§ Stated problem
Identify each line below that contains the word "Actual", and copy it out.

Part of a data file
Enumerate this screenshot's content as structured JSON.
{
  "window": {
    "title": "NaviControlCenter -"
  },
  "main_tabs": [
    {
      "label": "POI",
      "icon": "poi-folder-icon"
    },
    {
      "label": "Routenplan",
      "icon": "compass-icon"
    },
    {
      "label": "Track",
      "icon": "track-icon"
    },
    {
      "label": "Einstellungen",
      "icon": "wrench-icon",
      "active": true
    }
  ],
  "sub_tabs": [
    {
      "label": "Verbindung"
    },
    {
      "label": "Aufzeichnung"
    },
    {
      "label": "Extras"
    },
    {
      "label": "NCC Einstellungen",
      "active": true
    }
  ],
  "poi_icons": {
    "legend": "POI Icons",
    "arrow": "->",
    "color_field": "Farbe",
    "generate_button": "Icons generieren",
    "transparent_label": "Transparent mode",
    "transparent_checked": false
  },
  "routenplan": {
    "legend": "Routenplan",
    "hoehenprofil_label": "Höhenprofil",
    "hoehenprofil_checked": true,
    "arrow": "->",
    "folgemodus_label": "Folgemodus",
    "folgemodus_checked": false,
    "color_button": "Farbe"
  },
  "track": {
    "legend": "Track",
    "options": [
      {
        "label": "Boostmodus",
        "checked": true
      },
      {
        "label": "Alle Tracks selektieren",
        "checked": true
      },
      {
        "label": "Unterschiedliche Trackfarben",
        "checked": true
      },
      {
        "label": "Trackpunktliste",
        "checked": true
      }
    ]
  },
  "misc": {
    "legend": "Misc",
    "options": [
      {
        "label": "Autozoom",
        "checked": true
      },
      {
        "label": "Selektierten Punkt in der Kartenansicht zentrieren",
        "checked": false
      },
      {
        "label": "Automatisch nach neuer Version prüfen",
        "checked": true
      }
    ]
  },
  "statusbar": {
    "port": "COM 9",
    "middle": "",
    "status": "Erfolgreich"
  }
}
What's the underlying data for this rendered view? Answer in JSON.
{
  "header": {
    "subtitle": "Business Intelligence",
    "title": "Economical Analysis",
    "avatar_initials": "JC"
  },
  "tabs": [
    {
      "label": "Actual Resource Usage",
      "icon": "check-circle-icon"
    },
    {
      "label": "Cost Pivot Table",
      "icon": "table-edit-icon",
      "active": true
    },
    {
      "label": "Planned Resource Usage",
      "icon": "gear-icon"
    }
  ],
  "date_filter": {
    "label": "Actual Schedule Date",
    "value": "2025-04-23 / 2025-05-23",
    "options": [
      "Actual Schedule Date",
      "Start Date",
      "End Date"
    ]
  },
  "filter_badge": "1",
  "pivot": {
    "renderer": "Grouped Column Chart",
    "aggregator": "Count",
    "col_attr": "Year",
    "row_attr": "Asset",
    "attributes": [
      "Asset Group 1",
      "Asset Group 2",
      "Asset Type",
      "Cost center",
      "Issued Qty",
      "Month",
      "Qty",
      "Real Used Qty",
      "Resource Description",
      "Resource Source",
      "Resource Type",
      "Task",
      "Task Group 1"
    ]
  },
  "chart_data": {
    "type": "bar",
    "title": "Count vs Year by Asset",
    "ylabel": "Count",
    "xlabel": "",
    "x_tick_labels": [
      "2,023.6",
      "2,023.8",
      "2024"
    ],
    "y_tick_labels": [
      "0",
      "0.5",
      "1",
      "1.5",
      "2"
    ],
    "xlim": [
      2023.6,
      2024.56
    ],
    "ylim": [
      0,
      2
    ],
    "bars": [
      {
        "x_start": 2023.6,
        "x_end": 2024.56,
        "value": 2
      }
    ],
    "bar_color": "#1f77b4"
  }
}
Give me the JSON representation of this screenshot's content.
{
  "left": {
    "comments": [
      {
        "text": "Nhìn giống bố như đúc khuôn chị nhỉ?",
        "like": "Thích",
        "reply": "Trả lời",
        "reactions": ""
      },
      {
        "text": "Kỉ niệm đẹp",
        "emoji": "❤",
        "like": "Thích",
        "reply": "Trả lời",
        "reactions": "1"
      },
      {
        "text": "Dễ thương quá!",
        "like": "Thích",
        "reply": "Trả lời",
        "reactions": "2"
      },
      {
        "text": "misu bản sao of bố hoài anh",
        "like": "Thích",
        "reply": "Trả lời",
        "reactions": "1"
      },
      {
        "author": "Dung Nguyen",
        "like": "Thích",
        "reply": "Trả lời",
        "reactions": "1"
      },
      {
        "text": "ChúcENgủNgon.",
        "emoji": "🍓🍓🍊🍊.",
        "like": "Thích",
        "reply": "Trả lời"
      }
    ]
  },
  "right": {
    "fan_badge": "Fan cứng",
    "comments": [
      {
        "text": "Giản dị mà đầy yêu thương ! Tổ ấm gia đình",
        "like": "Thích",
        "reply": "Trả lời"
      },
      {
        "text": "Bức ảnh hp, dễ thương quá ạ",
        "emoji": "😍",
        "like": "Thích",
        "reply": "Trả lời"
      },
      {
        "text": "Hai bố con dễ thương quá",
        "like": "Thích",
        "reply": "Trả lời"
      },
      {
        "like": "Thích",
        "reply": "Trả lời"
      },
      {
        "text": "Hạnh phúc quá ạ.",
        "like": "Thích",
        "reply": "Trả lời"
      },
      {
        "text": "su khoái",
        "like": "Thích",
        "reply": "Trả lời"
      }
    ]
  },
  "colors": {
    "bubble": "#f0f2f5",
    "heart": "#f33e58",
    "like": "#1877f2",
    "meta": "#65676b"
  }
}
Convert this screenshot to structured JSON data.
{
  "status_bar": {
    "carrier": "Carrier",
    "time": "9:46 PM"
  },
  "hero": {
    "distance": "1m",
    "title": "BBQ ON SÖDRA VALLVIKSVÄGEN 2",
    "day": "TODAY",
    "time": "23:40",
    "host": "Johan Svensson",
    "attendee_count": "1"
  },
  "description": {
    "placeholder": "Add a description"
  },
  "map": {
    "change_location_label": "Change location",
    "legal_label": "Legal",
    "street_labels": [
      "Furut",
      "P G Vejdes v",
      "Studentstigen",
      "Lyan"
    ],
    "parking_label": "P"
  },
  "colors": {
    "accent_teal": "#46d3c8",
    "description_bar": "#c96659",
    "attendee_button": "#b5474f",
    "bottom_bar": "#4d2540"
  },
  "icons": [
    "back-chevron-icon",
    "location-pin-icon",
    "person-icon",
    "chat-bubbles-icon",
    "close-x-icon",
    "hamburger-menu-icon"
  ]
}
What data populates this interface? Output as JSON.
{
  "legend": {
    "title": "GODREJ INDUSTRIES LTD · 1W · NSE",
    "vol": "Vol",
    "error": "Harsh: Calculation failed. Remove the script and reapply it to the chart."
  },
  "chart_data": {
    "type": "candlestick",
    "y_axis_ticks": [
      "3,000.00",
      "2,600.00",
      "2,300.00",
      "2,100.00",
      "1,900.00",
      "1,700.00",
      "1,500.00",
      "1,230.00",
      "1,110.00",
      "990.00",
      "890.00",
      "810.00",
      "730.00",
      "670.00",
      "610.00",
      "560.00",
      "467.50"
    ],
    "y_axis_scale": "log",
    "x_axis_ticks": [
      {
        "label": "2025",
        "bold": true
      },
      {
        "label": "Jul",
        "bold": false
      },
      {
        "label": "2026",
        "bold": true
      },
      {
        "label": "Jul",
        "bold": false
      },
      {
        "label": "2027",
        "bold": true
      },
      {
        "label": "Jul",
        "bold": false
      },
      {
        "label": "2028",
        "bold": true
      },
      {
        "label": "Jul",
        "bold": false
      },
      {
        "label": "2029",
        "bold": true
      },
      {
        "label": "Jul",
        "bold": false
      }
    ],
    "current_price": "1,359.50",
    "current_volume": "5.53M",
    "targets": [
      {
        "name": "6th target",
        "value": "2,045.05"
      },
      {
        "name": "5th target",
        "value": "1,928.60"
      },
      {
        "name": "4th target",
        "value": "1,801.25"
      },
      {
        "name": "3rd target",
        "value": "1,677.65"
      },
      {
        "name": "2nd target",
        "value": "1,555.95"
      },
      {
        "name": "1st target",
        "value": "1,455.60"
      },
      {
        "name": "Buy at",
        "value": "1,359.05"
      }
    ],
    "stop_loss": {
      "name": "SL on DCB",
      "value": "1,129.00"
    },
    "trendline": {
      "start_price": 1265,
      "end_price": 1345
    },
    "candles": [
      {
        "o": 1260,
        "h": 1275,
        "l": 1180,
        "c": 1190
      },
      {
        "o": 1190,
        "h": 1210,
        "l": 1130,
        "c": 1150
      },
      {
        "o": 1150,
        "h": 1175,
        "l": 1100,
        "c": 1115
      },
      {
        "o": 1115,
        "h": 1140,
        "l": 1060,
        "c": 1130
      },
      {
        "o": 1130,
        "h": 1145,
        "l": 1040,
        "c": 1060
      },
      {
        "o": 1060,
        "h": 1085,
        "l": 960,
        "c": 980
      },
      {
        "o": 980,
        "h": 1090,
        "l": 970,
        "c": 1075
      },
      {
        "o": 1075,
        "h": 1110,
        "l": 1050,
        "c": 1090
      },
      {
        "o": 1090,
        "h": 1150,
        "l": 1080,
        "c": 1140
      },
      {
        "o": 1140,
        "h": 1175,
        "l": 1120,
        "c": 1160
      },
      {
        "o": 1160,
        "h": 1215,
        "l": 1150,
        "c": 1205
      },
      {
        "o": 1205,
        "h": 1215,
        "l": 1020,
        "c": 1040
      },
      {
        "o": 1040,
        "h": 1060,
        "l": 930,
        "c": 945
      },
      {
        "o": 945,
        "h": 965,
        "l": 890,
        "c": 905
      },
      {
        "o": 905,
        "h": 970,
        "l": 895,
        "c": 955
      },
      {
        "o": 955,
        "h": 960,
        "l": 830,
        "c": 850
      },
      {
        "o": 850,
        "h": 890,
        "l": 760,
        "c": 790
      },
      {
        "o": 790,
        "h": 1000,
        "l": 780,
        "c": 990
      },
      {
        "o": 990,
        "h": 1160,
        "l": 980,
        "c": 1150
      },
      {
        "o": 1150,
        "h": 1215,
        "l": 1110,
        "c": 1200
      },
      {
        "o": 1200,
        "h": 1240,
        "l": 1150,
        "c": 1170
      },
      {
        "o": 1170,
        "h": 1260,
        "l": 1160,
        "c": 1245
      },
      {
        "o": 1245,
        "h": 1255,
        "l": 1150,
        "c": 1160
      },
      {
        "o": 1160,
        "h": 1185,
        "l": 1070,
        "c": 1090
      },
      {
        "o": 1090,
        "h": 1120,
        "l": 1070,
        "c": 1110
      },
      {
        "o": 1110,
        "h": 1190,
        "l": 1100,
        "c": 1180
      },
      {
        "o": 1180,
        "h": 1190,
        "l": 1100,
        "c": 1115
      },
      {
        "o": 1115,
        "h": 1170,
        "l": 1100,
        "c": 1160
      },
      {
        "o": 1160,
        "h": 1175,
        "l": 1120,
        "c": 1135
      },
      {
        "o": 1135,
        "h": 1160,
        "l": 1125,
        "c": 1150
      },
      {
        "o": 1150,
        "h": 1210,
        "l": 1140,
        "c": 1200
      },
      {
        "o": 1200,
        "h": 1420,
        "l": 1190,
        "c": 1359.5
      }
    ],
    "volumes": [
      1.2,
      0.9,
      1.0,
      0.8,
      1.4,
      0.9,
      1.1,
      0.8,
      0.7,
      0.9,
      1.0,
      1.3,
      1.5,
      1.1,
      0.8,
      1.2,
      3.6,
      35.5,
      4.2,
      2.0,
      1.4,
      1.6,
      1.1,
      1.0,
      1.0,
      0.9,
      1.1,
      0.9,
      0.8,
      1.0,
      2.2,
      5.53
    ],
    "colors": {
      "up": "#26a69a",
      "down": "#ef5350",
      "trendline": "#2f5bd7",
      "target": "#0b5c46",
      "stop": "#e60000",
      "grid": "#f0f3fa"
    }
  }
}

§ The response
      "label": "Actual Resource Usage",
    "label": "Actual Schedule Date",
      "Actual Schedule Date",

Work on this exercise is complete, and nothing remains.